>> start Dataset extract
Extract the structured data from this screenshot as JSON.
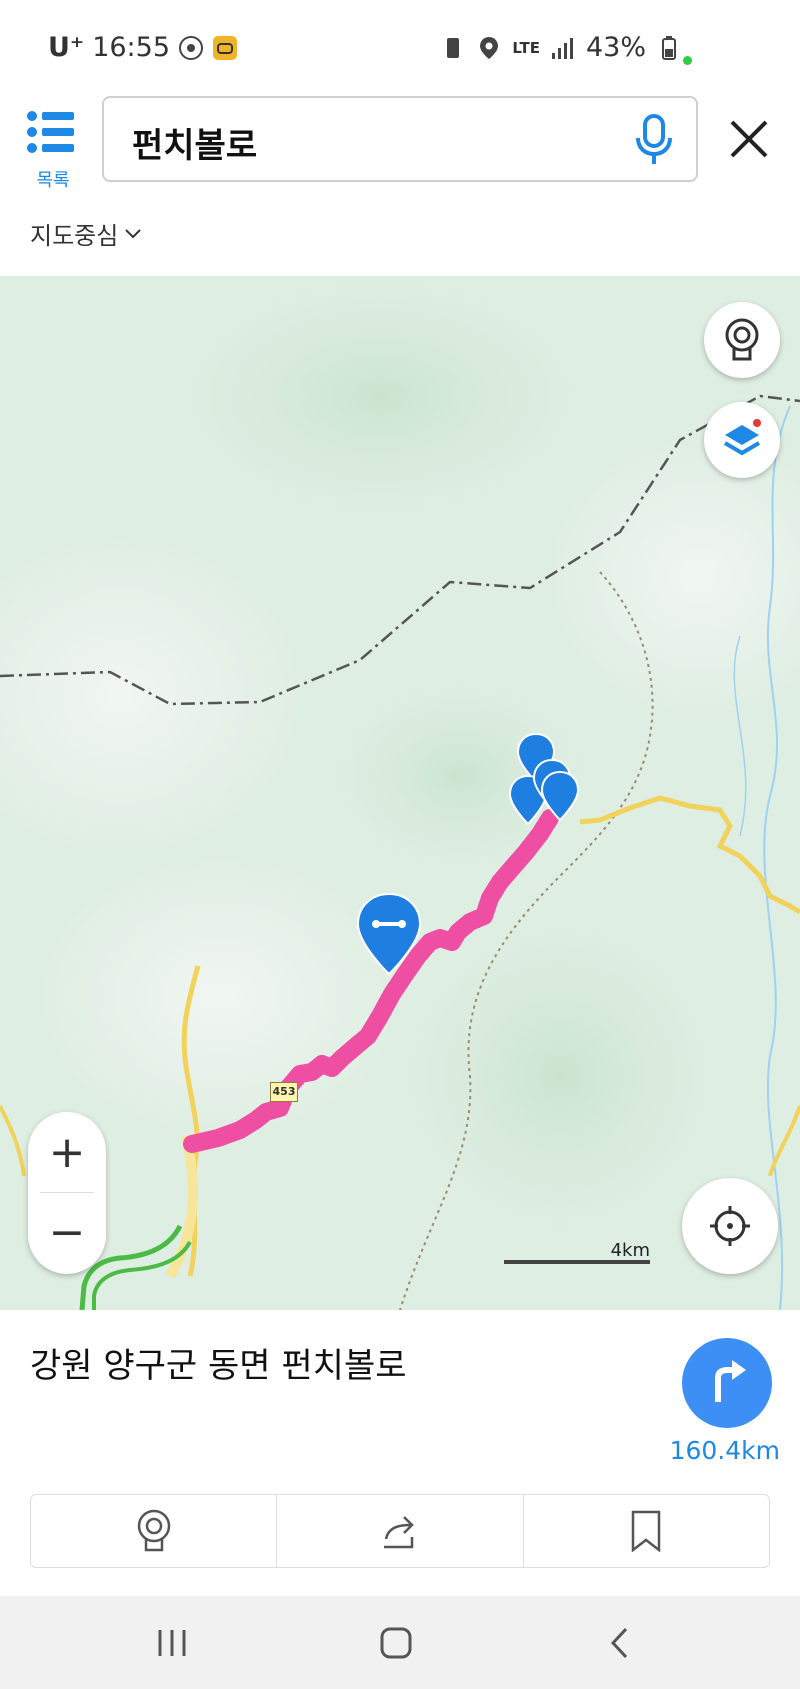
{
  "status": {
    "carrier": "U⁺",
    "time": "16:55",
    "network": "LTE",
    "battery": "43%"
  },
  "header": {
    "list_label": "목록",
    "search_value": "펀치볼로",
    "center_selector": "지도중심"
  },
  "map": {
    "route_number": "453",
    "scale_label": "4km",
    "route_color": "#ee4fa3",
    "road_color": "#f1d25a",
    "marker_color": "#1e7fe0"
  },
  "place": {
    "address": "강원 양구군 동면 펀치볼로",
    "distance": "160.4km"
  },
  "icons": {
    "menu": "list-icon",
    "mic": "microphone-icon",
    "close": "close-icon",
    "street_view": "street-view-icon",
    "layers": "layers-icon",
    "locate": "crosshair-icon",
    "navigate": "turn-right-arrow-icon",
    "share": "share-icon",
    "bookmark": "bookmark-icon"
  },
  "zoom": {
    "in": "+",
    "out": "−"
  }
}
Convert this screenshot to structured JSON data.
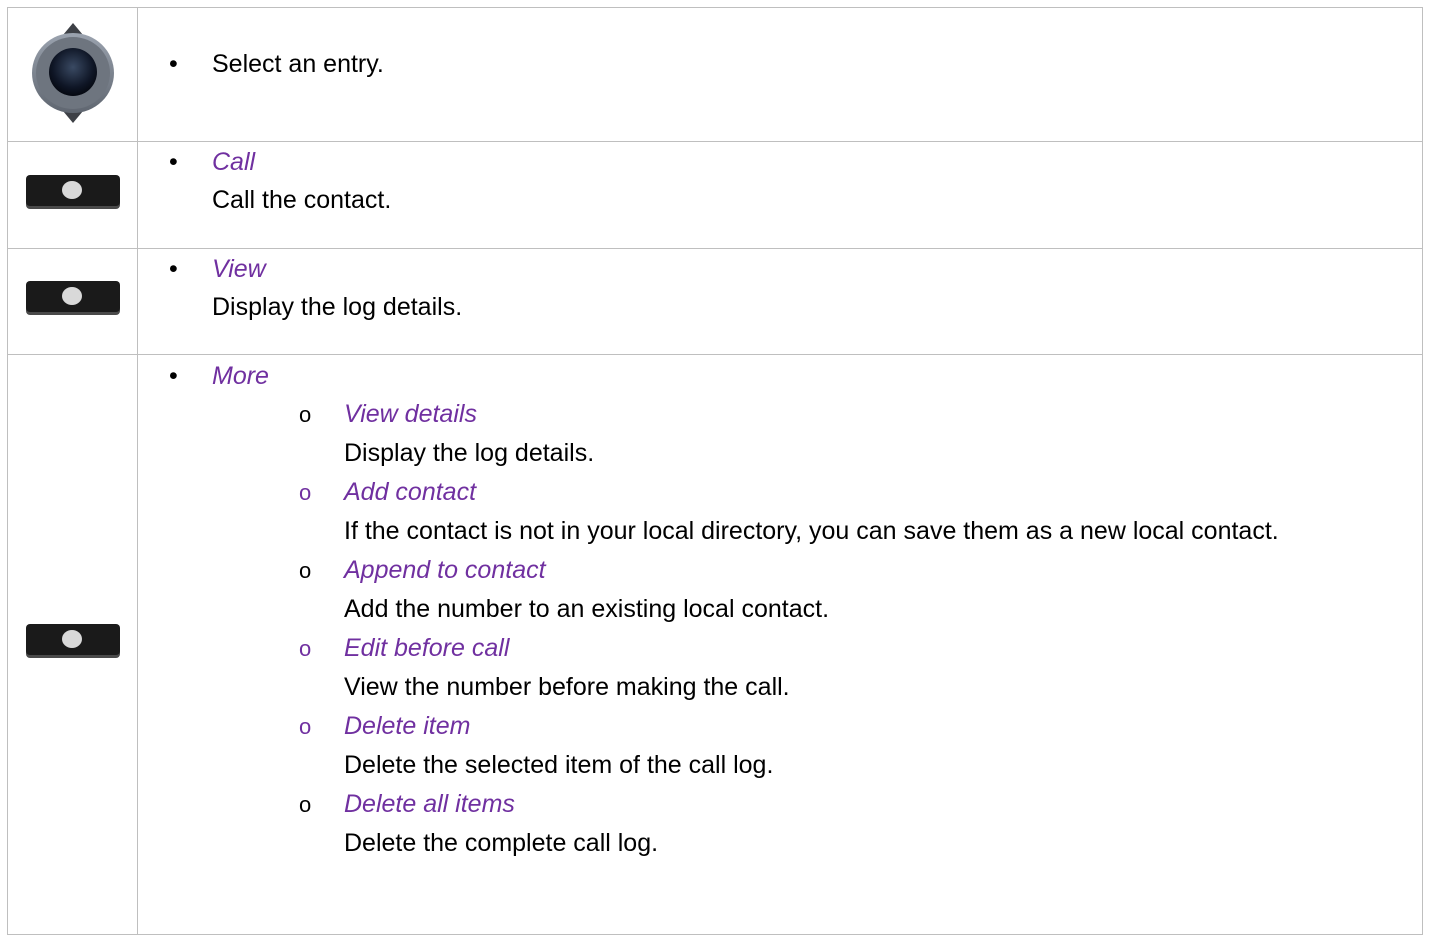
>> end Dataset extract
Required task
Your copy should repeat each entry above exactly but contain no pictures.

Output
Extract the structured data from this screenshot as JSON.
{
  "status": {
    "carrier": "U⁺",
    "time": "16:55",
    "network": "LTE",
    "battery": "43%"
  },
  "header": {
    "list_label": "목록",
    "search_value": "펀치볼로",
    "center_selector": "지도중심"
  },
  "map": {
    "route_number": "453",
    "scale_label": "4km",
    "route_color": "#ee4fa3",
    "road_color": "#f1d25a",
    "marker_color": "#1e7fe0"
  },
  "place": {
    "address": "강원 양구군 동면 펀치볼로",
    "distance": "160.4km"
  },
  "icons": {
    "menu": "list-icon",
    "mic": "microphone-icon",
    "close": "close-icon",
    "street_view": "street-view-icon",
    "layers": "layers-icon",
    "locate": "crosshair-icon",
    "navigate": "turn-right-arrow-icon",
    "share": "share-icon",
    "bookmark": "bookmark-icon"
  },
  "zoom": {
    "in": "+",
    "out": "−"
  }
}
Convert this screenshot to structured JSON data.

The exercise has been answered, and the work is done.